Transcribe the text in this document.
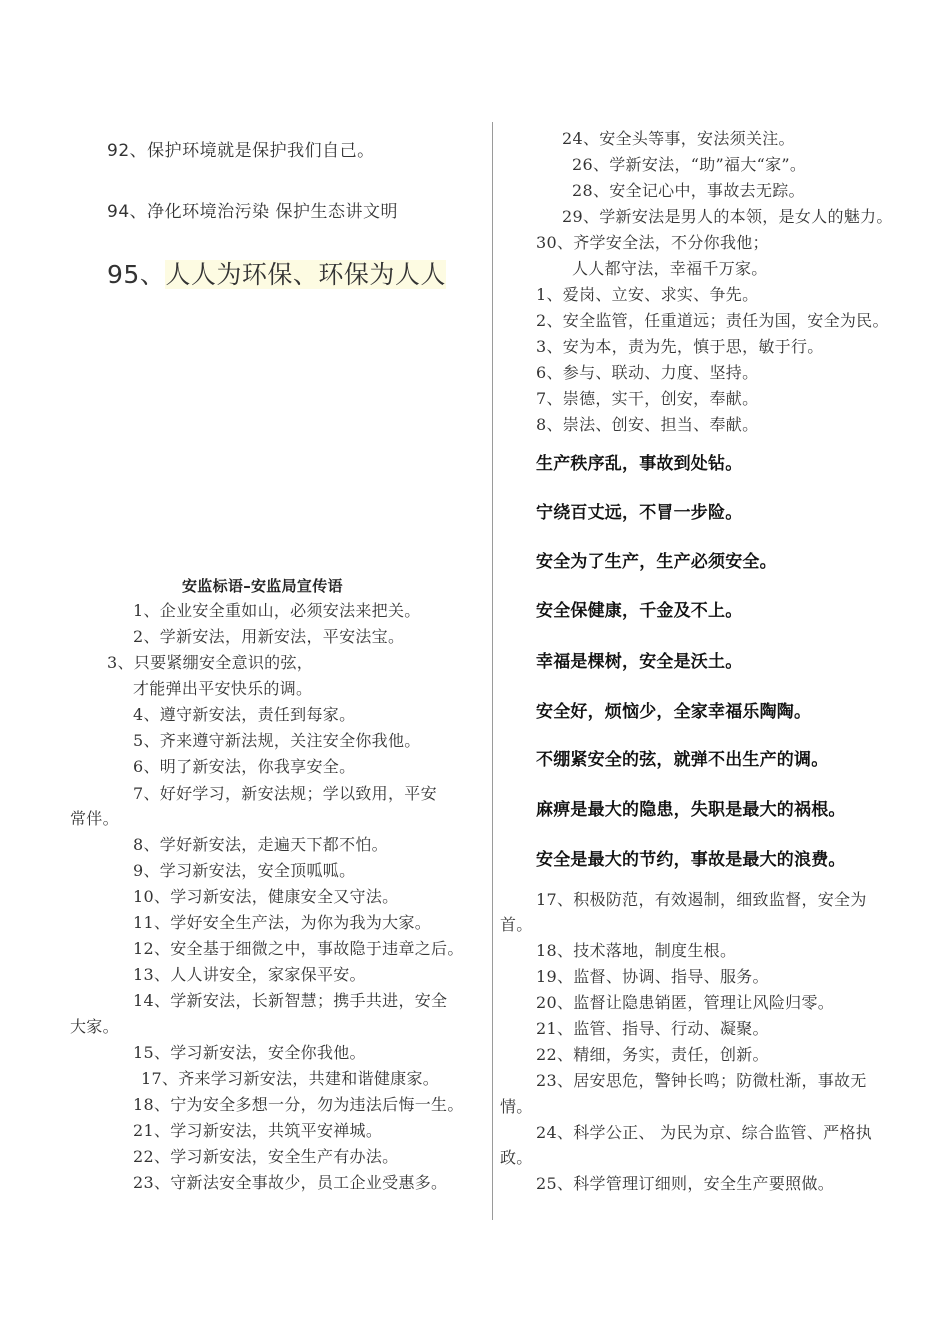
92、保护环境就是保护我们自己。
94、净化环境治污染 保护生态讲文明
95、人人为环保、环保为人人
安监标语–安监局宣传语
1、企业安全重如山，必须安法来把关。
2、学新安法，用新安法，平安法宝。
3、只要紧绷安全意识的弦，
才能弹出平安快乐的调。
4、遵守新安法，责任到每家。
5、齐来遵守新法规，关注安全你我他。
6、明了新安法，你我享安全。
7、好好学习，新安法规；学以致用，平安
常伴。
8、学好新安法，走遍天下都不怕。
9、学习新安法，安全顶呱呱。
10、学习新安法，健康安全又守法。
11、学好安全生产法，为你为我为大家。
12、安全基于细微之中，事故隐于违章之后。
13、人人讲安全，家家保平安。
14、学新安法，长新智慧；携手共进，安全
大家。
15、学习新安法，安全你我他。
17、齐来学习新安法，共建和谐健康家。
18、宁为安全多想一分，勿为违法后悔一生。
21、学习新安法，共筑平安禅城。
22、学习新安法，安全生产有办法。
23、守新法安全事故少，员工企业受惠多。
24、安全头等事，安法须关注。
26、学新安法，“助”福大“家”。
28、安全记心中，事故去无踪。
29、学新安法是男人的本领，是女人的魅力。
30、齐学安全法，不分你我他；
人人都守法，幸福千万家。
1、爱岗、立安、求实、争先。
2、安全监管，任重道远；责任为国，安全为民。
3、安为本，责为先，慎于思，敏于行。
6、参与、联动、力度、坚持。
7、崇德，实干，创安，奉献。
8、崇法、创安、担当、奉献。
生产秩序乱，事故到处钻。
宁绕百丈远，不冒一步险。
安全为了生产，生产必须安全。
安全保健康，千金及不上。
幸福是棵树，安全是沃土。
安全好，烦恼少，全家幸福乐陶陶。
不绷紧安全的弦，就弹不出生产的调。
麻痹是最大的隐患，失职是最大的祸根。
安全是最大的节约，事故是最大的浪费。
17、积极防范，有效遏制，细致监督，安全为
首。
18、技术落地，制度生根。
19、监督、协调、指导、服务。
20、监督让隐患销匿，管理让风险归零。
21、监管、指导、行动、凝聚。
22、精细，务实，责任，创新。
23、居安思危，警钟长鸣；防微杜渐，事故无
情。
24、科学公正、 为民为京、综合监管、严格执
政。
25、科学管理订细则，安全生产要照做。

_ _ _ _ _ _ _

Task prompt: Repeat the records above exactly, omitting every picture.

Finished answer:
Transcribe the text in this document.
92、保护环境就是保护我们自己。
94、净化环境治污染 保护生态讲文明
95、人人为环保、环保为人人
安监标语–安监局宣传语
1、企业安全重如山，必须安法来把关。
2、学新安法，用新安法，平安法宝。
3、只要紧绷安全意识的弦，
才能弹出平安快乐的调。
4、遵守新安法，责任到每家。
5、齐来遵守新法规，关注安全你我他。
6、明了新安法，你我享安全。
7、好好学习，新安法规；学以致用，平安
常伴。
8、学好新安法，走遍天下都不怕。
9、学习新安法，安全顶呱呱。
10、学习新安法，健康安全又守法。
11、学好安全生产法，为你为我为大家。
12、安全基于细微之中，事故隐于违章之后。
13、人人讲安全，家家保平安。
14、学新安法，长新智慧；携手共进，安全
大家。
15、学习新安法，安全你我他。
17、齐来学习新安法，共建和谐健康家。
18、宁为安全多想一分，勿为违法后悔一生。
21、学习新安法，共筑平安禅城。
22、学习新安法，安全生产有办法。
23、守新法安全事故少，员工企业受惠多。
24、安全头等事，安法须关注。
26、学新安法，“助”福大“家”。
28、安全记心中，事故去无踪。
29、学新安法是男人的本领，是女人的魅力。
30、齐学安全法，不分你我他；
人人都守法，幸福千万家。
1、爱岗、立安、求实、争先。
2、安全监管，任重道远；责任为国，安全为民。
3、安为本，责为先，慎于思，敏于行。
6、参与、联动、力度、坚持。
7、崇德，实干，创安，奉献。
8、崇法、创安、担当、奉献。
生产秩序乱，事故到处钻。
宁绕百丈远，不冒一步险。
安全为了生产，生产必须安全。
安全保健康，千金及不上。
幸福是棵树，安全是沃土。
安全好，烦恼少，全家幸福乐陶陶。
不绷紧安全的弦，就弹不出生产的调。
麻痹是最大的隐患，失职是最大的祸根。
安全是最大的节约，事故是最大的浪费。
17、积极防范，有效遏制，细致监督，安全为
首。
18、技术落地，制度生根。
19、监督、协调、指导、服务。
20、监督让隐患销匿，管理让风险归零。
21、监管、指导、行动、凝聚。
22、精细，务实，责任，创新。
23、居安思危，警钟长鸣；防微杜渐，事故无
情。
24、科学公正、 为民为京、综合监管、严格执
政。
25、科学管理订细则，安全生产要照做。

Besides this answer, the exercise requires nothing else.